▶ **Task instructions**:
Locate all lines with the word "烫发密码". Copy them.

====== Provided records ======

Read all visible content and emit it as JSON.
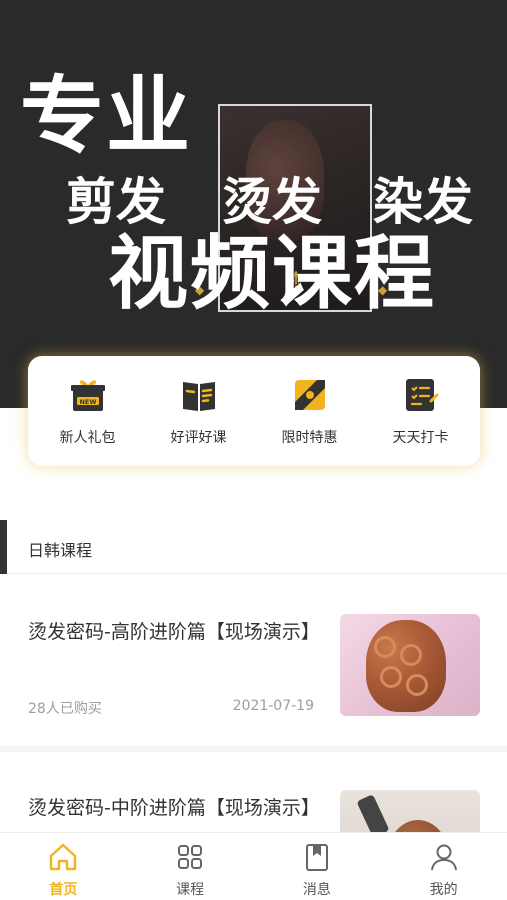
{
  "banner": {
    "line1": "专业",
    "cut": "剪发",
    "perm": "烫发",
    "dye": "染发",
    "line3": "视频课程"
  },
  "quick_actions": [
    {
      "label": "新人礼包",
      "icon": "gift-new-icon",
      "badge": "NEW"
    },
    {
      "label": "好评好课",
      "icon": "book-rating-icon"
    },
    {
      "label": "限时特惠",
      "icon": "coupon-icon"
    },
    {
      "label": "天天打卡",
      "icon": "checkin-clipboard-icon"
    }
  ],
  "section": {
    "title": "日韩课程"
  },
  "courses": [
    {
      "title": "烫发密码-高阶进阶篇【现场演示】",
      "sales": "28人已购买",
      "date": "2021-07-19"
    },
    {
      "title": "烫发密码-中阶进阶篇【现场演示】"
    }
  ],
  "bottom_nav": [
    {
      "label": "首页",
      "icon": "home-icon",
      "active": true
    },
    {
      "label": "课程",
      "icon": "grid-icon",
      "active": false
    },
    {
      "label": "消息",
      "icon": "bookmark-book-icon",
      "active": false
    },
    {
      "label": "我的",
      "icon": "user-icon",
      "active": false
    }
  ],
  "colors": {
    "accent": "#f2b41c",
    "banner_bg": "#2a2a2a",
    "icon_dark": "#333333"
  }
}
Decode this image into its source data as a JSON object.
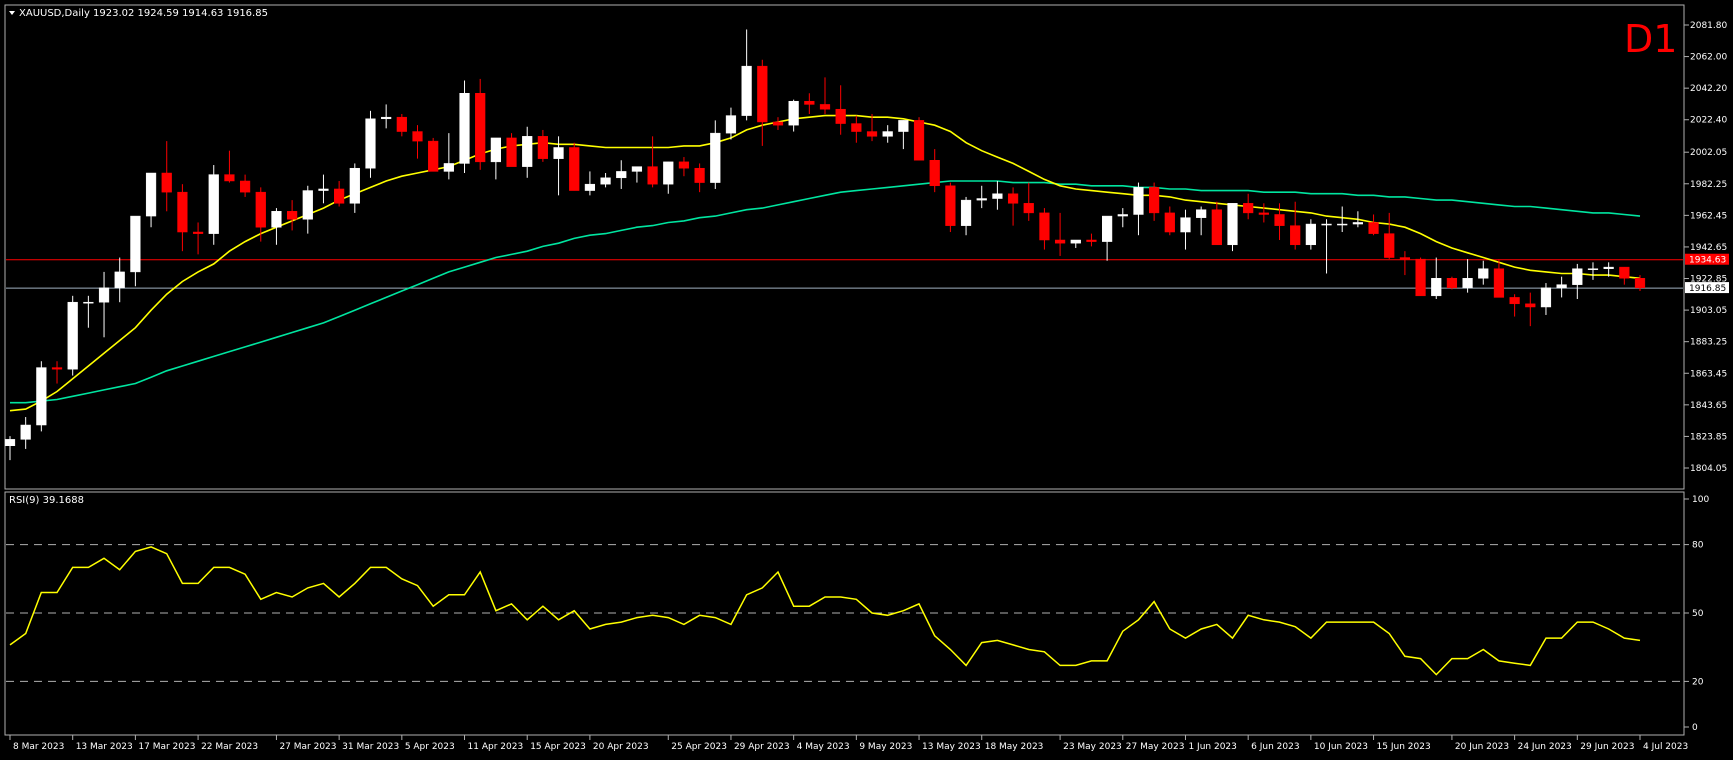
{
  "header": {
    "symbol": "XAUUSD,Daily",
    "ohlc": "1923.02 1924.59 1914.63 1916.85",
    "timeframe": "D1"
  },
  "rsi_label": "RSI(9) 39.1688",
  "price_axis": [
    "2081.80",
    "2062.00",
    "2042.20",
    "2022.40",
    "2002.05",
    "1982.25",
    "1962.45",
    "1942.65",
    "1922.85",
    "1903.05",
    "1883.25",
    "1863.45",
    "1843.65",
    "1823.85",
    "1804.05"
  ],
  "rsi_axis": [
    "100",
    "80",
    "50",
    "20",
    "0"
  ],
  "price_tags": {
    "red_line": "1934.63",
    "current": "1916.85"
  },
  "date_labels": [
    "8 Mar 2023",
    "13 Mar 2023",
    "17 Mar 2023",
    "22 Mar 2023",
    "27 Mar 2023",
    "31 Mar 2023",
    "5 Apr 2023",
    "11 Apr 2023",
    "15 Apr 2023",
    "20 Apr 2023",
    "25 Apr 2023",
    "29 Apr 2023",
    "4 May 2023",
    "9 May 2023",
    "13 May 2023",
    "18 May 2023",
    "23 May 2023",
    "27 May 2023",
    "1 Jun 2023",
    "6 Jun 2023",
    "10 Jun 2023",
    "15 Jun 2023",
    "20 Jun 2023",
    "24 Jun 2023",
    "29 Jun 2023",
    "4 Jul 2023"
  ],
  "colors": {
    "bull": "#ffffff",
    "bear": "#ff0000",
    "ma_fast": "#ffff00",
    "ma_slow": "#00e5a0",
    "rsi": "#ffff00",
    "h_red": "#ff0000",
    "h_current": "#a0b0c0"
  },
  "chart_data": {
    "type": "candlestick",
    "timeframe": "Daily",
    "ylim": [
      1804.05,
      2081.8
    ],
    "candles": [
      {
        "o": 1818,
        "h": 1824,
        "l": 1809,
        "c": 1822
      },
      {
        "o": 1822,
        "h": 1836,
        "l": 1816,
        "c": 1831
      },
      {
        "o": 1831,
        "h": 1871,
        "l": 1827,
        "c": 1867
      },
      {
        "o": 1867,
        "h": 1871,
        "l": 1857,
        "c": 1866
      },
      {
        "o": 1866,
        "h": 1912,
        "l": 1862,
        "c": 1908
      },
      {
        "o": 1908,
        "h": 1912,
        "l": 1892,
        "c": 1908
      },
      {
        "o": 1908,
        "h": 1927,
        "l": 1886,
        "c": 1917
      },
      {
        "o": 1917,
        "h": 1936,
        "l": 1908,
        "c": 1927
      },
      {
        "o": 1927,
        "h": 1939,
        "l": 1918,
        "c": 1962
      },
      {
        "o": 1962,
        "h": 1986,
        "l": 1955,
        "c": 1989
      },
      {
        "o": 1989,
        "h": 2009,
        "l": 1965,
        "c": 1977
      },
      {
        "o": 1977,
        "h": 1982,
        "l": 1940,
        "c": 1952
      },
      {
        "o": 1952,
        "h": 1958,
        "l": 1938,
        "c": 1951
      },
      {
        "o": 1951,
        "h": 1994,
        "l": 1944,
        "c": 1988
      },
      {
        "o": 1988,
        "h": 2003,
        "l": 1983,
        "c": 1984
      },
      {
        "o": 1984,
        "h": 1988,
        "l": 1974,
        "c": 1977
      },
      {
        "o": 1977,
        "h": 1980,
        "l": 1946,
        "c": 1955
      },
      {
        "o": 1955,
        "h": 1967,
        "l": 1944,
        "c": 1965
      },
      {
        "o": 1965,
        "h": 1972,
        "l": 1953,
        "c": 1960
      },
      {
        "o": 1960,
        "h": 1981,
        "l": 1951,
        "c": 1978
      },
      {
        "o": 1978,
        "h": 1988,
        "l": 1970,
        "c": 1979
      },
      {
        "o": 1979,
        "h": 1984,
        "l": 1968,
        "c": 1970
      },
      {
        "o": 1970,
        "h": 1995,
        "l": 1964,
        "c": 1992
      },
      {
        "o": 1992,
        "h": 2028,
        "l": 1986,
        "c": 2023
      },
      {
        "o": 2023,
        "h": 2032,
        "l": 2017,
        "c": 2024
      },
      {
        "o": 2024,
        "h": 2026,
        "l": 2012,
        "c": 2015
      },
      {
        "o": 2015,
        "h": 2019,
        "l": 1998,
        "c": 2009
      },
      {
        "o": 2009,
        "h": 2011,
        "l": 1992,
        "c": 1990
      },
      {
        "o": 1990,
        "h": 2014,
        "l": 1985,
        "c": 1995
      },
      {
        "o": 1995,
        "h": 2047,
        "l": 1989,
        "c": 2039
      },
      {
        "o": 2039,
        "h": 2048,
        "l": 1991,
        "c": 1996
      },
      {
        "o": 1996,
        "h": 2008,
        "l": 1985,
        "c": 2011
      },
      {
        "o": 2011,
        "h": 2014,
        "l": 1998,
        "c": 1993
      },
      {
        "o": 1993,
        "h": 2018,
        "l": 1986,
        "c": 2012
      },
      {
        "o": 2012,
        "h": 2016,
        "l": 1996,
        "c": 1998
      },
      {
        "o": 1998,
        "h": 2012,
        "l": 1975,
        "c": 2005
      },
      {
        "o": 2005,
        "h": 2008,
        "l": 1978,
        "c": 1978
      },
      {
        "o": 1978,
        "h": 1990,
        "l": 1975,
        "c": 1982
      },
      {
        "o": 1982,
        "h": 1989,
        "l": 1980,
        "c": 1986
      },
      {
        "o": 1986,
        "h": 1997,
        "l": 1979,
        "c": 1990
      },
      {
        "o": 1990,
        "h": 1992,
        "l": 1983,
        "c": 1993
      },
      {
        "o": 1993,
        "h": 2012,
        "l": 1980,
        "c": 1982
      },
      {
        "o": 1982,
        "h": 1996,
        "l": 1976,
        "c": 1996
      },
      {
        "o": 1996,
        "h": 1999,
        "l": 1987,
        "c": 1992
      },
      {
        "o": 1992,
        "h": 1995,
        "l": 1977,
        "c": 1983
      },
      {
        "o": 1983,
        "h": 2022,
        "l": 1979,
        "c": 2014
      },
      {
        "o": 2014,
        "h": 2030,
        "l": 2010,
        "c": 2025
      },
      {
        "o": 2025,
        "h": 2079,
        "l": 2022,
        "c": 2056
      },
      {
        "o": 2056,
        "h": 2060,
        "l": 2006,
        "c": 2021
      },
      {
        "o": 2021,
        "h": 2024,
        "l": 2016,
        "c": 2019
      },
      {
        "o": 2019,
        "h": 2035,
        "l": 2015,
        "c": 2034
      },
      {
        "o": 2034,
        "h": 2039,
        "l": 2026,
        "c": 2032
      },
      {
        "o": 2032,
        "h": 2049,
        "l": 2026,
        "c": 2029
      },
      {
        "o": 2029,
        "h": 2044,
        "l": 2013,
        "c": 2020
      },
      {
        "o": 2020,
        "h": 2025,
        "l": 2008,
        "c": 2015
      },
      {
        "o": 2015,
        "h": 2026,
        "l": 2009,
        "c": 2012
      },
      {
        "o": 2012,
        "h": 2019,
        "l": 2008,
        "c": 2015
      },
      {
        "o": 2015,
        "h": 2022,
        "l": 2004,
        "c": 2022
      },
      {
        "o": 2022,
        "h": 2024,
        "l": 1997,
        "c": 1997
      },
      {
        "o": 1997,
        "h": 2004,
        "l": 1977,
        "c": 1981
      },
      {
        "o": 1981,
        "h": 1983,
        "l": 1952,
        "c": 1956
      },
      {
        "o": 1956,
        "h": 1974,
        "l": 1950,
        "c": 1972
      },
      {
        "o": 1972,
        "h": 1981,
        "l": 1967,
        "c": 1973
      },
      {
        "o": 1973,
        "h": 1984,
        "l": 1966,
        "c": 1976
      },
      {
        "o": 1976,
        "h": 1980,
        "l": 1956,
        "c": 1970
      },
      {
        "o": 1970,
        "h": 1983,
        "l": 1959,
        "c": 1964
      },
      {
        "o": 1964,
        "h": 1967,
        "l": 1941,
        "c": 1947
      },
      {
        "o": 1947,
        "h": 1964,
        "l": 1937,
        "c": 1945
      },
      {
        "o": 1945,
        "h": 1947,
        "l": 1942,
        "c": 1947
      },
      {
        "o": 1947,
        "h": 1951,
        "l": 1943,
        "c": 1946
      },
      {
        "o": 1946,
        "h": 1951,
        "l": 1934,
        "c": 1962
      },
      {
        "o": 1962,
        "h": 1967,
        "l": 1955,
        "c": 1963
      },
      {
        "o": 1963,
        "h": 1983,
        "l": 1950,
        "c": 1980
      },
      {
        "o": 1980,
        "h": 1983,
        "l": 1959,
        "c": 1964
      },
      {
        "o": 1964,
        "h": 1968,
        "l": 1950,
        "c": 1952
      },
      {
        "o": 1952,
        "h": 1966,
        "l": 1941,
        "c": 1961
      },
      {
        "o": 1961,
        "h": 1968,
        "l": 1950,
        "c": 1966
      },
      {
        "o": 1966,
        "h": 1971,
        "l": 1945,
        "c": 1944
      },
      {
        "o": 1944,
        "h": 1970,
        "l": 1940,
        "c": 1970
      },
      {
        "o": 1970,
        "h": 1976,
        "l": 1960,
        "c": 1964
      },
      {
        "o": 1964,
        "h": 1970,
        "l": 1958,
        "c": 1963
      },
      {
        "o": 1963,
        "h": 1970,
        "l": 1947,
        "c": 1956
      },
      {
        "o": 1956,
        "h": 1971,
        "l": 1941,
        "c": 1944
      },
      {
        "o": 1944,
        "h": 1960,
        "l": 1941,
        "c": 1957
      },
      {
        "o": 1957,
        "h": 1960,
        "l": 1926,
        "c": 1957
      },
      {
        "o": 1957,
        "h": 1968,
        "l": 1952,
        "c": 1957
      },
      {
        "o": 1957,
        "h": 1965,
        "l": 1955,
        "c": 1958
      },
      {
        "o": 1958,
        "h": 1963,
        "l": 1950,
        "c": 1951
      },
      {
        "o": 1951,
        "h": 1964,
        "l": 1935,
        "c": 1936
      },
      {
        "o": 1936,
        "h": 1940,
        "l": 1925,
        "c": 1935
      },
      {
        "o": 1935,
        "h": 1936,
        "l": 1912,
        "c": 1912
      },
      {
        "o": 1912,
        "h": 1936,
        "l": 1910,
        "c": 1923
      },
      {
        "o": 1923,
        "h": 1924,
        "l": 1916,
        "c": 1917
      },
      {
        "o": 1917,
        "h": 1935,
        "l": 1914,
        "c": 1923
      },
      {
        "o": 1923,
        "h": 1934,
        "l": 1919,
        "c": 1929
      },
      {
        "o": 1929,
        "h": 1935,
        "l": 1912,
        "c": 1911
      },
      {
        "o": 1911,
        "h": 1913,
        "l": 1899,
        "c": 1907
      },
      {
        "o": 1907,
        "h": 1914,
        "l": 1893,
        "c": 1905
      },
      {
        "o": 1905,
        "h": 1920,
        "l": 1900,
        "c": 1917
      },
      {
        "o": 1917,
        "h": 1924,
        "l": 1911,
        "c": 1919
      },
      {
        "o": 1919,
        "h": 1932,
        "l": 1910,
        "c": 1929
      },
      {
        "o": 1929,
        "h": 1933,
        "l": 1922,
        "c": 1929
      },
      {
        "o": 1929,
        "h": 1933,
        "l": 1924,
        "c": 1930
      },
      {
        "o": 1930,
        "h": 1930,
        "l": 1919,
        "c": 1923
      },
      {
        "o": 1923,
        "h": 1925,
        "l": 1915,
        "c": 1917
      }
    ],
    "ma_fast": [
      1840,
      1841,
      1846,
      1852,
      1860,
      1868,
      1876,
      1884,
      1892,
      1903,
      1913,
      1921,
      1927,
      1932,
      1940,
      1946,
      1951,
      1955,
      1959,
      1963,
      1967,
      1972,
      1976,
      1980,
      1984,
      1987,
      1989,
      1991,
      1993,
      1997,
      2001,
      2004,
      2006,
      2007,
      2008,
      2007,
      2007,
      2006,
      2005,
      2005,
      2005,
      2005,
      2005,
      2006,
      2006,
      2008,
      2011,
      2016,
      2019,
      2021,
      2023,
      2024,
      2025,
      2025,
      2025,
      2024,
      2024,
      2023,
      2021,
      2019,
      2015,
      2008,
      2003,
      1999,
      1995,
      1990,
      1985,
      1981,
      1979,
      1978,
      1977,
      1976,
      1975,
      1975,
      1974,
      1972,
      1971,
      1970,
      1969,
      1968,
      1967,
      1966,
      1965,
      1964,
      1962,
      1961,
      1960,
      1958,
      1957,
      1955,
      1951,
      1946,
      1942,
      1939,
      1936,
      1933,
      1930,
      1928,
      1927,
      1926,
      1926,
      1925,
      1925,
      1924,
      1923
    ],
    "ma_slow": [
      1845,
      1845,
      1846,
      1847,
      1849,
      1851,
      1853,
      1855,
      1857,
      1861,
      1865,
      1868,
      1871,
      1874,
      1877,
      1880,
      1883,
      1886,
      1889,
      1892,
      1895,
      1899,
      1903,
      1907,
      1911,
      1915,
      1919,
      1923,
      1927,
      1930,
      1933,
      1936,
      1938,
      1940,
      1943,
      1945,
      1948,
      1950,
      1951,
      1953,
      1955,
      1956,
      1958,
      1959,
      1961,
      1962,
      1964,
      1966,
      1967,
      1969,
      1971,
      1973,
      1975,
      1977,
      1978,
      1979,
      1980,
      1981,
      1982,
      1983,
      1984,
      1984,
      1984,
      1984,
      1983,
      1983,
      1983,
      1982,
      1982,
      1981,
      1981,
      1981,
      1980,
      1980,
      1979,
      1979,
      1978,
      1978,
      1978,
      1978,
      1977,
      1977,
      1977,
      1976,
      1976,
      1976,
      1975,
      1975,
      1974,
      1974,
      1973,
      1972,
      1972,
      1971,
      1970,
      1969,
      1968,
      1968,
      1967,
      1966,
      1965,
      1964,
      1964,
      1963,
      1962
    ],
    "rsi": [
      36,
      41,
      59,
      59,
      70,
      70,
      74,
      69,
      77,
      79,
      76,
      63,
      63,
      70,
      70,
      67,
      56,
      59,
      57,
      61,
      63,
      57,
      63,
      70,
      70,
      65,
      62,
      53,
      58,
      58,
      68,
      51,
      54,
      47,
      53,
      47,
      51,
      43,
      45,
      46,
      48,
      49,
      48,
      45,
      49,
      48,
      45,
      58,
      61,
      68,
      53,
      53,
      57,
      57,
      56,
      50,
      49,
      51,
      54,
      40,
      34,
      27,
      37,
      38,
      36,
      34,
      33,
      27,
      27,
      29,
      29,
      42,
      47,
      55,
      43,
      39,
      43,
      45,
      39,
      49,
      47,
      46,
      44,
      39,
      46,
      46,
      46,
      46,
      41,
      31,
      30,
      23,
      30,
      30,
      34,
      29,
      28,
      27,
      39,
      39,
      46,
      46,
      43,
      39,
      38
    ],
    "rsi_levels": [
      80,
      50,
      20
    ],
    "rsi_ylim": [
      0,
      100
    ],
    "h_lines": [
      1934.63,
      1916.85
    ]
  }
}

======

▶ **The result**:
      "title": "烫发密码-高阶进阶篇【现场演示】",
      "title": "烫发密码-中阶进阶篇【现场演示】"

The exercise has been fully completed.